══ Provided information

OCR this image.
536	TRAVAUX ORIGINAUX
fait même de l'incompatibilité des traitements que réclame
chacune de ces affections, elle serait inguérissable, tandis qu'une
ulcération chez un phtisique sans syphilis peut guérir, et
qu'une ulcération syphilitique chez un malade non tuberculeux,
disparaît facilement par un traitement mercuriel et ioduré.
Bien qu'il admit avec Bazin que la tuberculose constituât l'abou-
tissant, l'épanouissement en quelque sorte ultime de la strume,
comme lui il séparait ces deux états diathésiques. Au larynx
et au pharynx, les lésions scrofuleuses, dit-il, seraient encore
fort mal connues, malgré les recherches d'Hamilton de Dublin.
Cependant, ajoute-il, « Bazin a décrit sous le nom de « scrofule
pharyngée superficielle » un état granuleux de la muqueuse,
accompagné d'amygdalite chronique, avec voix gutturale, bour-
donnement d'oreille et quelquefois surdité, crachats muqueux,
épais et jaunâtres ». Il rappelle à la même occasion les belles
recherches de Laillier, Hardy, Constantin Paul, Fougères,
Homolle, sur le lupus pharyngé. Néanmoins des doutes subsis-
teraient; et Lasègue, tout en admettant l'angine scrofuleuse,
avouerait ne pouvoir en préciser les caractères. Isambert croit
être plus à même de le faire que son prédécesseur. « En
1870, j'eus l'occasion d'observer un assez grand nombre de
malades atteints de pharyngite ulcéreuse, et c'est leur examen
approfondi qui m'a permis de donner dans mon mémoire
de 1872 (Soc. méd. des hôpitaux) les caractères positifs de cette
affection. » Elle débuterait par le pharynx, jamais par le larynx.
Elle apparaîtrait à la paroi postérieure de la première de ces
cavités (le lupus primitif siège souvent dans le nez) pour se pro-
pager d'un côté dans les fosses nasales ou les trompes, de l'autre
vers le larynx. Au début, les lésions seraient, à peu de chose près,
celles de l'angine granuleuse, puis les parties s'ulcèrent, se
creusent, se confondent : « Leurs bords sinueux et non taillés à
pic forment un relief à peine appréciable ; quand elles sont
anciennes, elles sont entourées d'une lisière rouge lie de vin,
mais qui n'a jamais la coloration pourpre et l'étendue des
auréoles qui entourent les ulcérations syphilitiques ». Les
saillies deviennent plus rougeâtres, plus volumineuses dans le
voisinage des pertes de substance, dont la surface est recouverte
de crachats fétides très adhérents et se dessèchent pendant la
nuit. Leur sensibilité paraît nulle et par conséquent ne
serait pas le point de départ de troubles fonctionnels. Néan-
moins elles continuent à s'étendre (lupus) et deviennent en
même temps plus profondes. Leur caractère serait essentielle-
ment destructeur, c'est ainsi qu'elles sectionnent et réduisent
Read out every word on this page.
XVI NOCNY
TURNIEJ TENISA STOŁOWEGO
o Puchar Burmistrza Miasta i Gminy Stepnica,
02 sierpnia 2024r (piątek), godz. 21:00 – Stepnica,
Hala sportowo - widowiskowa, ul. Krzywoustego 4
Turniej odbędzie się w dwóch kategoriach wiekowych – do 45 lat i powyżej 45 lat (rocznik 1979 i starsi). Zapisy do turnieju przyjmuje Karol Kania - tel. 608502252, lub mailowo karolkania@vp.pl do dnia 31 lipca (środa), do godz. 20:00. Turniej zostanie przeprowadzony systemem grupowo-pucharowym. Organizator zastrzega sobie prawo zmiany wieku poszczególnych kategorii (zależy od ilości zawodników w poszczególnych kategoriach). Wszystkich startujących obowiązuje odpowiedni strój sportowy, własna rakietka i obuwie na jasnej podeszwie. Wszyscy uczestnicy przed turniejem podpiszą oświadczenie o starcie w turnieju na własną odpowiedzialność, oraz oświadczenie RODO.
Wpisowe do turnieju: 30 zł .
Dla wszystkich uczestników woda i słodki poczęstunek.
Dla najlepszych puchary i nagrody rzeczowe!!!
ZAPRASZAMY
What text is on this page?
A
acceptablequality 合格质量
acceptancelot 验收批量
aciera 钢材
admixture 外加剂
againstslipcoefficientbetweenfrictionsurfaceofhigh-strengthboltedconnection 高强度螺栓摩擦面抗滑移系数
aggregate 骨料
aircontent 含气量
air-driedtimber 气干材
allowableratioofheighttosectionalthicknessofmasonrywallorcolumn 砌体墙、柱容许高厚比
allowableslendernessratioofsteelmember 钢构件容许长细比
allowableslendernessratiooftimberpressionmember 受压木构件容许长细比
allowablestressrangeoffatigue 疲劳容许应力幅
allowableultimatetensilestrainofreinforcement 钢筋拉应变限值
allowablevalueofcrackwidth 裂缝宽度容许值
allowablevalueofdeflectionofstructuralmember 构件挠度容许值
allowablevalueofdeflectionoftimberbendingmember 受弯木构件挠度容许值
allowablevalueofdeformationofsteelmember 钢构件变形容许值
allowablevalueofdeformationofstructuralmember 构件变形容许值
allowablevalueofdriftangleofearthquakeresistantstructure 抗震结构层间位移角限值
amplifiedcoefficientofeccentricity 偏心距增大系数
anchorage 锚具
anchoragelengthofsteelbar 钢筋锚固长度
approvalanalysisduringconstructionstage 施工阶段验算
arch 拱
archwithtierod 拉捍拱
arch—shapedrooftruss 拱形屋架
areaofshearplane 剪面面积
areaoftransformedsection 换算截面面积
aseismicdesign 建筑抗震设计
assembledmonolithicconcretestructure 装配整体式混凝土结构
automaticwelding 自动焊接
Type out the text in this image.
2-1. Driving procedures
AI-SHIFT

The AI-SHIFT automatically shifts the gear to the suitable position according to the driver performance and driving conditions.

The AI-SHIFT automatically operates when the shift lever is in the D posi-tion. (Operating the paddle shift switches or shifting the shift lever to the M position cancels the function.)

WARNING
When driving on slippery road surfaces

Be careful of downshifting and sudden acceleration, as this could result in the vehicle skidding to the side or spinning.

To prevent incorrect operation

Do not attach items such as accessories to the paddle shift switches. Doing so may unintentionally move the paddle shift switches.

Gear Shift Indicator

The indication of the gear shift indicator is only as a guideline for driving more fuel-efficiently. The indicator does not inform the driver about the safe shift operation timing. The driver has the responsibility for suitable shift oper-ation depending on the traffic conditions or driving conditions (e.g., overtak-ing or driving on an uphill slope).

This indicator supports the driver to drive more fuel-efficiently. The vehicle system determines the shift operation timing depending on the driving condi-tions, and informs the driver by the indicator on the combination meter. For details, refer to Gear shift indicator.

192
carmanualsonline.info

════

Return every line in the listing that contains the word "automatically".

(Reply to the exercise)
The AI-SHIFT automatically shifts the gear to the suitable position according to the driver performance and driving conditions.
The AI-SHIFT automatically operates when the shift lever is in the D posi-tion. (Operating the paddle shift switches or shifting the shift lever to the M position cancels the function.)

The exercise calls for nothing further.